PROBLEM TO WORK ON:
Please reproduce every row below word for word, leaving nothing out and changing nothing.
***** DATA LINES
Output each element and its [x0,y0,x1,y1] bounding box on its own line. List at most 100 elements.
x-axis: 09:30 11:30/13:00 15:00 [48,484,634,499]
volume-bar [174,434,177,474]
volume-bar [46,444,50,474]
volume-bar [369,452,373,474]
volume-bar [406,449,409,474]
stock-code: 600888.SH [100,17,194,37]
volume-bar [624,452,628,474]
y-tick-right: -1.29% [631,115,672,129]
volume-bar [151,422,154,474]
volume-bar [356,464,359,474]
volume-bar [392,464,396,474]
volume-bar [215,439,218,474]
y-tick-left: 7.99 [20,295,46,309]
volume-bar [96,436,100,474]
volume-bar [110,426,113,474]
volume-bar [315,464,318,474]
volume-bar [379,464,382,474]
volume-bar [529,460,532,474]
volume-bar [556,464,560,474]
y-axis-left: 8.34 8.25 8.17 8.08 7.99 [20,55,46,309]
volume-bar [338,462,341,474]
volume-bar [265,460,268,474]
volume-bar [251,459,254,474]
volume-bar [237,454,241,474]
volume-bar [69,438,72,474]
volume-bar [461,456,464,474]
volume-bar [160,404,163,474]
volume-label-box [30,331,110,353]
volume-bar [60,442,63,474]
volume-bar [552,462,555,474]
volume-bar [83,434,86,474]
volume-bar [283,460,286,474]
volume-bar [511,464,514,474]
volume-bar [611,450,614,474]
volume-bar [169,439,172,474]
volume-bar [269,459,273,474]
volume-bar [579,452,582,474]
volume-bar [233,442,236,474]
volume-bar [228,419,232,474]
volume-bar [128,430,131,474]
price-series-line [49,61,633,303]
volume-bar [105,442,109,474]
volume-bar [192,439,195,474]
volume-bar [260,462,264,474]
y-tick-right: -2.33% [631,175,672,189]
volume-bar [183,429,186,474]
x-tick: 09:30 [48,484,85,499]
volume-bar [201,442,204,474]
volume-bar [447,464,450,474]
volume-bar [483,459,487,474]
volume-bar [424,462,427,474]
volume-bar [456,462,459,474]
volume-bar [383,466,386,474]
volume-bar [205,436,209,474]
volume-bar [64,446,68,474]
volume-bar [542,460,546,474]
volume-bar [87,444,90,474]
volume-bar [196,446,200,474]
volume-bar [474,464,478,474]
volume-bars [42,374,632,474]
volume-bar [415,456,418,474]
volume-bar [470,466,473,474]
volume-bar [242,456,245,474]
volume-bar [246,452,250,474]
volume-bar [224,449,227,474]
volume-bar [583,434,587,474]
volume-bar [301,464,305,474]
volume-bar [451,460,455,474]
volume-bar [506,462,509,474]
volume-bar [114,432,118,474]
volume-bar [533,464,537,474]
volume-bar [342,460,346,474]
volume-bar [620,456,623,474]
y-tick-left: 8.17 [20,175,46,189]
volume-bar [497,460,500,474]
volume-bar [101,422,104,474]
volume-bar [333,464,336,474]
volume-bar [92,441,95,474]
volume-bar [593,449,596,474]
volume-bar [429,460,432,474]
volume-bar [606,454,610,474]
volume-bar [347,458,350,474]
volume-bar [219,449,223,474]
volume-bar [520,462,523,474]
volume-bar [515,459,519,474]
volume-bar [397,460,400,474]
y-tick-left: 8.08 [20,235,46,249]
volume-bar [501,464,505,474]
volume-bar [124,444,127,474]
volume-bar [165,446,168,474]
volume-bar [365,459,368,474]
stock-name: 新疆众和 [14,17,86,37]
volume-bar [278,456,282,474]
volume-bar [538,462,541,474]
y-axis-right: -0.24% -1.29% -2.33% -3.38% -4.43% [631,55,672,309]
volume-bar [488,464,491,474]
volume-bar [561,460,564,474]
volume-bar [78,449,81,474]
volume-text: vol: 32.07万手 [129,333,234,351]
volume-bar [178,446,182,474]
**********
WRITTEN SOLUTION:
Output each element and its [x0,y0,x1,y1] bounding box on its own line. List at most 100 elements.
x-axis: 09:30 11:30/13:00 15:00 [48,484,634,499]
volume-bar [174,434,177,474]
volume-bar [46,444,50,474]
volume-bar [369,452,373,474]
volume-bar [406,449,409,474]
stock-code: 600888.SH [100,17,194,37]
volume-bar [624,452,628,474]
y-tick-right: -1.29% [631,115,672,129]
volume-bar [151,422,154,474]
volume-bar [356,464,359,474]
volume-bar [392,464,396,474]
volume-bar [215,439,218,474]
y-tick-left: 7.99 [20,295,46,309]
volume-bar [96,436,100,474]
volume-bar [110,426,113,474]
volume-bar [315,464,318,474]
volume-bar [379,464,382,474]
volume-bar [529,460,532,474]
volume-bar [556,464,560,474]
y-axis-left: 8.34 8.25 8.17 8.08 7.99 [20,55,46,309]
volume-bar [338,462,341,474]
volume-bar [265,460,268,474]
volume-bar [251,459,254,474]
volume-bar [237,454,241,474]
volume-bar [69,438,72,474]
volume-bar [461,456,464,474]
volume-bar [160,404,163,474]
volume-label-box [30,331,110,353]
volume-bar [60,442,63,474]
volume-bar [552,462,555,474]
volume-bar [83,434,86,474]
volume-bar [283,460,286,474]
volume-bar [511,464,514,474]
volume-bar [611,450,614,474]
volume-bar [169,439,172,474]
volume-bar [269,459,273,474]
volume-bar [579,452,582,474]
volume-bar [233,442,236,474]
volume-bar [228,419,232,474]
volume-bar [128,430,131,474]
price-series-line [49,61,633,303]
volume-bar [105,442,109,474]
volume-bar [192,439,195,474]
volume-bar [260,462,264,474]
y-tick-right: -2.33% [631,175,672,189]
volume-bar [183,429,186,474]
x-tick: 09:30 [48,484,85,499]
volume-bar [201,442,204,474]
volume-bar [447,464,450,474]
volume-bar [483,459,487,474]
volume-bar [424,462,427,474]
volume-bar [456,462,459,474]
volume-bar [383,466,386,474]
volume-bar [205,436,209,474]
volume-bar [64,446,68,474]
volume-bar [542,460,546,474]
volume-bar [87,444,90,474]
volume-bar [196,446,200,474]
volume-bar [474,464,478,474]
volume-bars [42,374,632,474]
volume-bar [415,456,418,474]
volume-bar [470,466,473,474]
volume-bar [242,456,245,474]
volume-bar [246,452,250,474]
volume-bar [224,449,227,474]
volume-bar [583,434,587,474]
volume-bar [301,464,305,474]
volume-bar [451,460,455,474]
volume-bar [506,462,509,474]
volume-bar [114,432,118,474]
volume-bar [533,464,537,474]
volume-bar [342,460,346,474]
volume-bar [620,456,623,474]
y-tick-left: 8.17 [20,175,46,189]
volume-bar [497,460,500,474]
volume-bar [101,422,104,474]
volume-bar [333,464,336,474]
volume-bar [92,441,95,474]
volume-bar [593,449,596,474]
volume-bar [429,460,432,474]
volume-bar [606,454,610,474]
volume-bar [347,458,350,474]
volume-bar [219,449,223,474]
volume-bar [520,462,523,474]
volume-bar [515,459,519,474]
volume-bar [397,460,400,474]
y-tick-left: 8.08 [20,235,46,249]
volume-bar [501,464,505,474]
volume-bar [124,444,127,474]
volume-bar [165,446,168,474]
volume-bar [365,459,368,474]
stock-name: 新疆众和 [14,17,86,37]
volume-bar [278,456,282,474]
volume-bar [538,462,541,474]
y-axis-right: -0.24% -1.29% -2.33% -3.38% -4.43% [631,55,672,309]
volume-bar [488,464,491,474]
volume-bar [561,460,564,474]
volume-bar [78,449,81,474]
volume-text: vol: 32.07万手 [129,333,234,351]
volume-bar [178,446,182,474]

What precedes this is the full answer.